* START Dataset extract *

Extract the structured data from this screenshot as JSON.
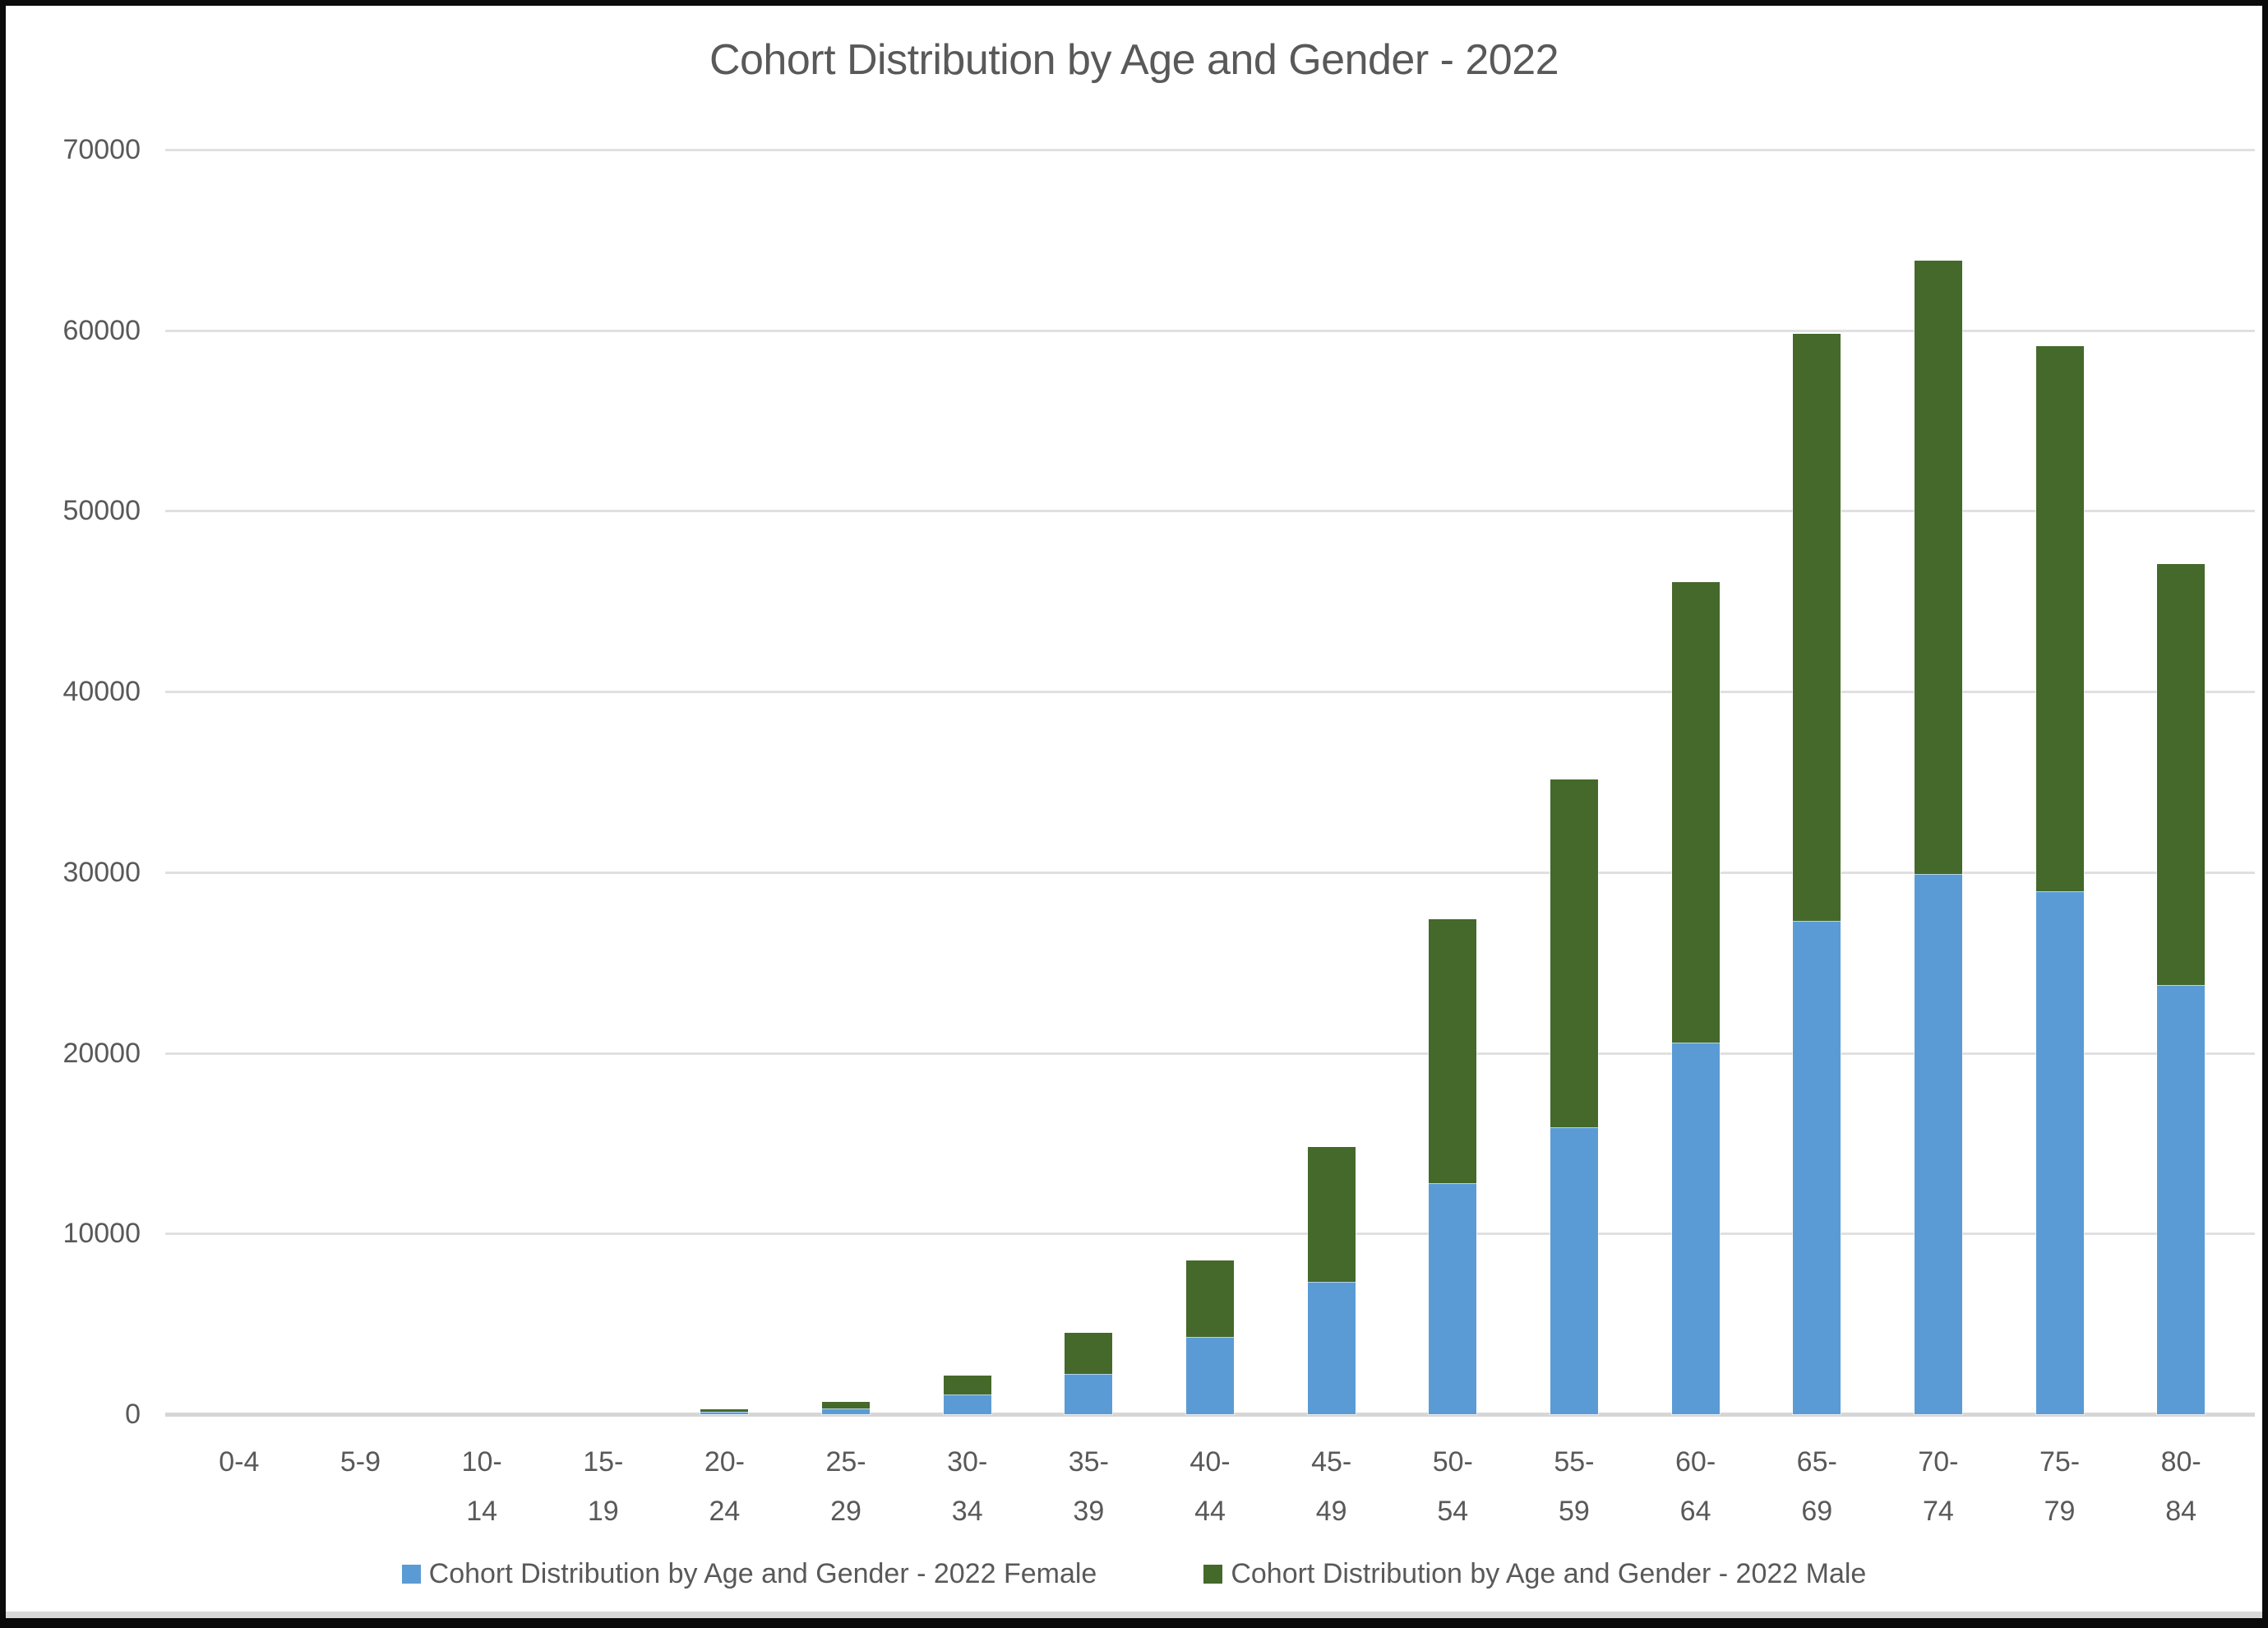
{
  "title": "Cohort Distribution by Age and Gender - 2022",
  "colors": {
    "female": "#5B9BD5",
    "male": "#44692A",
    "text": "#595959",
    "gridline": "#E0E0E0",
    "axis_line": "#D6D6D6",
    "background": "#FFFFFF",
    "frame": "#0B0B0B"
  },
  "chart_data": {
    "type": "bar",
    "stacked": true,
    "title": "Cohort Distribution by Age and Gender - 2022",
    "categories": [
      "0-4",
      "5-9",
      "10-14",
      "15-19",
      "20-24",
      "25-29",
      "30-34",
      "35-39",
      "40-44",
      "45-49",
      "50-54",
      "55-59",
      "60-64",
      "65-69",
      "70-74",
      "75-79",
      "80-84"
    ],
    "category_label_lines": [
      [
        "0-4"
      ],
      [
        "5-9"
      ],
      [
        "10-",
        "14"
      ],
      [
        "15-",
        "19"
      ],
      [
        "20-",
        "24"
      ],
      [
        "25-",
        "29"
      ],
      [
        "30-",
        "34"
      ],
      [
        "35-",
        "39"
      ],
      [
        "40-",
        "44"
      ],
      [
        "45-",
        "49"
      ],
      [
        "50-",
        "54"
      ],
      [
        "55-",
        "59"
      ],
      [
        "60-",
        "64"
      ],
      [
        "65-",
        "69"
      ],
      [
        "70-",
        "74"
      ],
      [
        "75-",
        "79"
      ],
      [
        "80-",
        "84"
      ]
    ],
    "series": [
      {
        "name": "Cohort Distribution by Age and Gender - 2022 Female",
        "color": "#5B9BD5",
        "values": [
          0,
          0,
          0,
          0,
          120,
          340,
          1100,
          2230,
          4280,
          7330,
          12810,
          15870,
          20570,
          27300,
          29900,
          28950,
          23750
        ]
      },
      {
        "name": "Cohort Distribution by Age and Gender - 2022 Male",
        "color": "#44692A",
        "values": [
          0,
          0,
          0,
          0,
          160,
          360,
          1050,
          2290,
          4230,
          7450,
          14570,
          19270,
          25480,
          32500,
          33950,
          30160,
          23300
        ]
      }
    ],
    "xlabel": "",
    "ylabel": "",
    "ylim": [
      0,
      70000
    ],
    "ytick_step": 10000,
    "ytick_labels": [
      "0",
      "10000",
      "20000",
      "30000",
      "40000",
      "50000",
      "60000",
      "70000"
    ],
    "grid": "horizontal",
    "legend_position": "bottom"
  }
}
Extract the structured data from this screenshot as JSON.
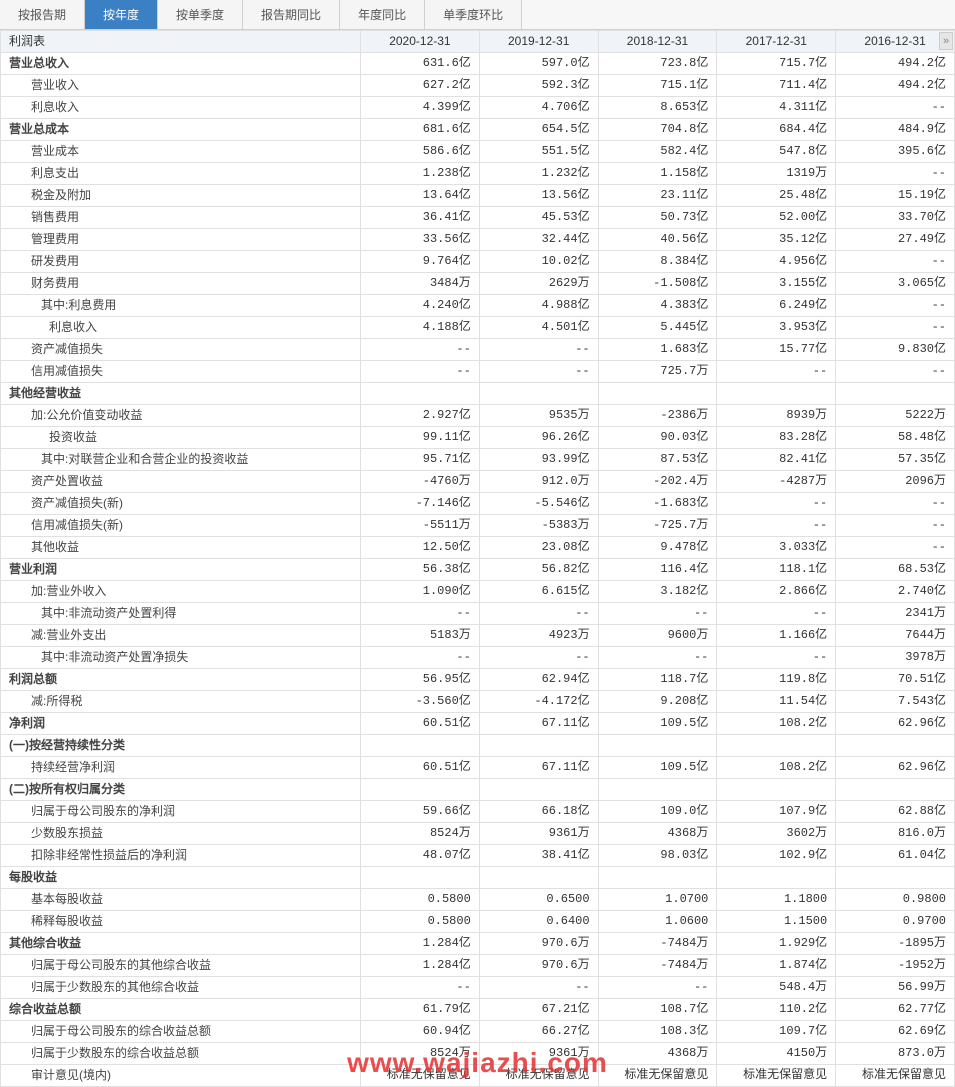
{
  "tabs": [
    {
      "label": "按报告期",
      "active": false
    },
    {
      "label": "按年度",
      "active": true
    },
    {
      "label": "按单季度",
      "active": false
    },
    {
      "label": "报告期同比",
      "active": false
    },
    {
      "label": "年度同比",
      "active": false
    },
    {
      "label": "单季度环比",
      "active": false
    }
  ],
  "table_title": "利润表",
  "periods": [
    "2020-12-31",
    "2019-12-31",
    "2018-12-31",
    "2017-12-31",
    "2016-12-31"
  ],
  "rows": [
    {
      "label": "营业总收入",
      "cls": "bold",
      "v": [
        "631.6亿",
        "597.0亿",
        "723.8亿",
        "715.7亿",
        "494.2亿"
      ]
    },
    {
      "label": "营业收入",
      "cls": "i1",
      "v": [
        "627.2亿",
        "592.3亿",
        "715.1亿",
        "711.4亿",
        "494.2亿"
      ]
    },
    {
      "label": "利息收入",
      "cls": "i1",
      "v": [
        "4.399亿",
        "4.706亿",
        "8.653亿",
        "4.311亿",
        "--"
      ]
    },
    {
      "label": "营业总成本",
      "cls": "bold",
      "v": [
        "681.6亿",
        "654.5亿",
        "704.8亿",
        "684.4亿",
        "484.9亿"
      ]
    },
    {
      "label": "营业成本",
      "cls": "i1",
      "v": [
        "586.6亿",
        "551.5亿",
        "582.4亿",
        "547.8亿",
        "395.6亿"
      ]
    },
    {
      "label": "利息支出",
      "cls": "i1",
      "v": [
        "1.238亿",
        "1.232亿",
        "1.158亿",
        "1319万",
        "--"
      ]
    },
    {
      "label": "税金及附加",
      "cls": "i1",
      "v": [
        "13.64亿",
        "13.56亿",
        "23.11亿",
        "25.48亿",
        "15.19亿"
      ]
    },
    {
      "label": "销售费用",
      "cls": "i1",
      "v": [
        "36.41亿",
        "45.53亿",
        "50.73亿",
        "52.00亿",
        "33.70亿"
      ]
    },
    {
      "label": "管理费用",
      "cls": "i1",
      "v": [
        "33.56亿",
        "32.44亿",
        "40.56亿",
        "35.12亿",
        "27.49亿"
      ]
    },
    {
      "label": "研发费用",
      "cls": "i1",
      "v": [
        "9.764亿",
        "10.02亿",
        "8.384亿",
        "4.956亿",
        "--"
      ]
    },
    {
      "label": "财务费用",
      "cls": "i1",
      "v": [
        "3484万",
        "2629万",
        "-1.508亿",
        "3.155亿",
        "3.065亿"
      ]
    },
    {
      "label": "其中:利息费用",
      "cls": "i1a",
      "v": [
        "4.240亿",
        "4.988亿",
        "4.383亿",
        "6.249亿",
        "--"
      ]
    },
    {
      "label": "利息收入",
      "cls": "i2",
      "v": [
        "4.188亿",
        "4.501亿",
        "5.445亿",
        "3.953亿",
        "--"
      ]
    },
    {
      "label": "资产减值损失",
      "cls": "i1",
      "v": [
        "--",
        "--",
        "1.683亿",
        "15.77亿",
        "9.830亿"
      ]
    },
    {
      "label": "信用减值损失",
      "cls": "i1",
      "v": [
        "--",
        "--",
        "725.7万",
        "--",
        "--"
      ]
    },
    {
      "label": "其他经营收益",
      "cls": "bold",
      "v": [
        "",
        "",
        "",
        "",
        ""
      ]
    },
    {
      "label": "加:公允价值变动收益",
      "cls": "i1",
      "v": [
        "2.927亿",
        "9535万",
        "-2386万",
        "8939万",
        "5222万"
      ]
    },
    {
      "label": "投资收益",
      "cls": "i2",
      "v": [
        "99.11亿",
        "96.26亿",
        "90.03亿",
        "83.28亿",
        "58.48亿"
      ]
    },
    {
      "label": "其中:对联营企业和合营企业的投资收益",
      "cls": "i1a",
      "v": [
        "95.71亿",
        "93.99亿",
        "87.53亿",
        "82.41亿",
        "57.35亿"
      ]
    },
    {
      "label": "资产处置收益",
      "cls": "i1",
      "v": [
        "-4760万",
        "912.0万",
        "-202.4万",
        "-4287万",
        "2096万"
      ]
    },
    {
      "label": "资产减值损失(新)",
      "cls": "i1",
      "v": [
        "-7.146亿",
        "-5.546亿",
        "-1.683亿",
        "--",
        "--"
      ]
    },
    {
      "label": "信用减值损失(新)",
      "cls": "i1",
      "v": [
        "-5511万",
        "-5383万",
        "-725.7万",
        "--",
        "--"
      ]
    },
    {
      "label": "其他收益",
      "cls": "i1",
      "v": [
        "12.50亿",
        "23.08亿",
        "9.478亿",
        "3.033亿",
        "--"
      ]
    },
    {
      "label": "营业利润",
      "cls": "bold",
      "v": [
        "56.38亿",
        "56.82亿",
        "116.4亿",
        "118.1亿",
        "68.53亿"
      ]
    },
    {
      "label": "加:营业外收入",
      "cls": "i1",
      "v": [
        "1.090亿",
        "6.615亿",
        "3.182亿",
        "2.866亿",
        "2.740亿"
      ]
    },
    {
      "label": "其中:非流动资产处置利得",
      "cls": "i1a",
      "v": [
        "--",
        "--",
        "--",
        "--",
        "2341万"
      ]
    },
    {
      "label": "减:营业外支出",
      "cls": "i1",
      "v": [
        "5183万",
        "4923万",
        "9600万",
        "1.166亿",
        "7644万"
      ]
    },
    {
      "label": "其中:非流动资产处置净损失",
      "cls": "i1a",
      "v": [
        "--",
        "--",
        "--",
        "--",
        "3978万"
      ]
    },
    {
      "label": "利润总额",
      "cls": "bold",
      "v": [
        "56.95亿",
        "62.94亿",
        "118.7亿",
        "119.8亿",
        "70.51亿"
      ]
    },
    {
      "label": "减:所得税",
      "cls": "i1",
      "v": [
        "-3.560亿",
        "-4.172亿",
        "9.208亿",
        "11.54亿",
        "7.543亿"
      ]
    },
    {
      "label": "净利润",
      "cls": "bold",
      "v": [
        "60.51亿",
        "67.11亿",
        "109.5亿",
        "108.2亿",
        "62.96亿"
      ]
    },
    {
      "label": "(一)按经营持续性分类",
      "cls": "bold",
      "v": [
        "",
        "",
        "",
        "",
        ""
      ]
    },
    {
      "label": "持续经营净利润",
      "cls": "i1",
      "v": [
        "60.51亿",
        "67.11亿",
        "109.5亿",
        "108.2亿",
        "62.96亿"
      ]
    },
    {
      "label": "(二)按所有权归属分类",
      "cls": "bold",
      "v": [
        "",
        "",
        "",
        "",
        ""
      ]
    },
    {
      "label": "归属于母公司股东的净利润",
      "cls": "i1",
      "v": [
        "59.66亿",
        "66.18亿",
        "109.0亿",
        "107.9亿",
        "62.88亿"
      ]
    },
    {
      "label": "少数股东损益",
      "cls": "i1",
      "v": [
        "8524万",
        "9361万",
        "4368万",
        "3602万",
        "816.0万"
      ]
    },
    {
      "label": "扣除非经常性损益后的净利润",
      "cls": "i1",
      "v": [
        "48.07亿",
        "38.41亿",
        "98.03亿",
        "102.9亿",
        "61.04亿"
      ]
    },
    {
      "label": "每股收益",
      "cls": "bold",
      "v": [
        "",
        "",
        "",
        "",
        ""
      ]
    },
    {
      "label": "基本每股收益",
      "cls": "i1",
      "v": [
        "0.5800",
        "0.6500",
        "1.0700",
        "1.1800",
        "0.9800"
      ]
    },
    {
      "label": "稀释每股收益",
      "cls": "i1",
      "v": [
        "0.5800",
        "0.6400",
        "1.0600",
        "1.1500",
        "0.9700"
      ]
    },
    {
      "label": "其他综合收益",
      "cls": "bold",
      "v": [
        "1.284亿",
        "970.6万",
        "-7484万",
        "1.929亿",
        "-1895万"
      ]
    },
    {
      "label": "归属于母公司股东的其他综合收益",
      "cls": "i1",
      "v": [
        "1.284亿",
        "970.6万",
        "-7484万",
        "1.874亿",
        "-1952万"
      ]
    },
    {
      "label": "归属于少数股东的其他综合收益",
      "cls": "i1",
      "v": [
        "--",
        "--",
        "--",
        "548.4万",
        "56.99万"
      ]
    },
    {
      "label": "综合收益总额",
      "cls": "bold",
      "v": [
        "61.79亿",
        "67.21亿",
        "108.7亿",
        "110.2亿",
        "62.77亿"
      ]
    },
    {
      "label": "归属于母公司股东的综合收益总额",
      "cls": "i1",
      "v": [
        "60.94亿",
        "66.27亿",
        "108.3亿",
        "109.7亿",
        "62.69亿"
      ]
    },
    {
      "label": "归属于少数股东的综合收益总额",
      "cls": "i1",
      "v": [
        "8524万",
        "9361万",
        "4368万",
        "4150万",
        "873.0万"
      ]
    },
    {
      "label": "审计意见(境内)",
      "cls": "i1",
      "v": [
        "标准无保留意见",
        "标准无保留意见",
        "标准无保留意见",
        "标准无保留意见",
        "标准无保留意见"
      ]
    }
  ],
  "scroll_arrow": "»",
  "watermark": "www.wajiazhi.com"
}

* END Dataset extract *

Task details:
Take every line above carrying "Cohort" and return it.

Exercise answer:
  "title": "Cohort Distribution by Age and Gender - 2022",
    "title": "Cohort Distribution by Age and Gender - 2022",
        "name": "Cohort Distribution by Age and Gender - 2022 Female",
        "name": "Cohort Distribution by Age and Gender - 2022 Male",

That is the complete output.